**Short exercise**
Transcribe every line exactly and omit anything that is a picture.

Entries taken from a collection:

★ ★ ★ ★ ★ ★ ★

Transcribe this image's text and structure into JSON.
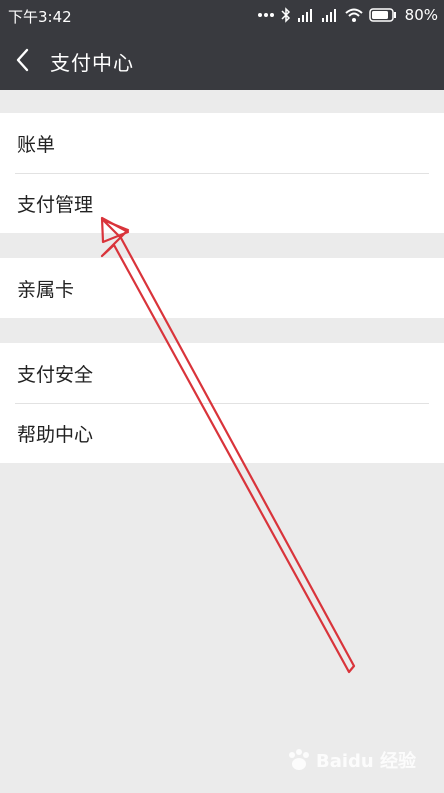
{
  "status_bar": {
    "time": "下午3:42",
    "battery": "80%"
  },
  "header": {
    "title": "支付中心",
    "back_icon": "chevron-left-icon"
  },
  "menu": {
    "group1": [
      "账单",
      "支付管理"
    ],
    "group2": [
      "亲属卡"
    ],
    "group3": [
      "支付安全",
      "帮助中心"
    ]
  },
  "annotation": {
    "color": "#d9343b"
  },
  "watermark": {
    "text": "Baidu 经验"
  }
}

★ ★ ★ ★ ★ ★ ★

**Exercise result**
Transcribe this image's text and structure into JSON.
{
  "status_bar": {
    "time": "下午3:42",
    "battery": "80%"
  },
  "header": {
    "title": "支付中心",
    "back_icon": "chevron-left-icon"
  },
  "menu": {
    "group1": [
      "账单",
      "支付管理"
    ],
    "group2": [
      "亲属卡"
    ],
    "group3": [
      "支付安全",
      "帮助中心"
    ]
  },
  "annotation": {
    "color": "#d9343b"
  },
  "watermark": {
    "text": "Baidu 经验"
  }
}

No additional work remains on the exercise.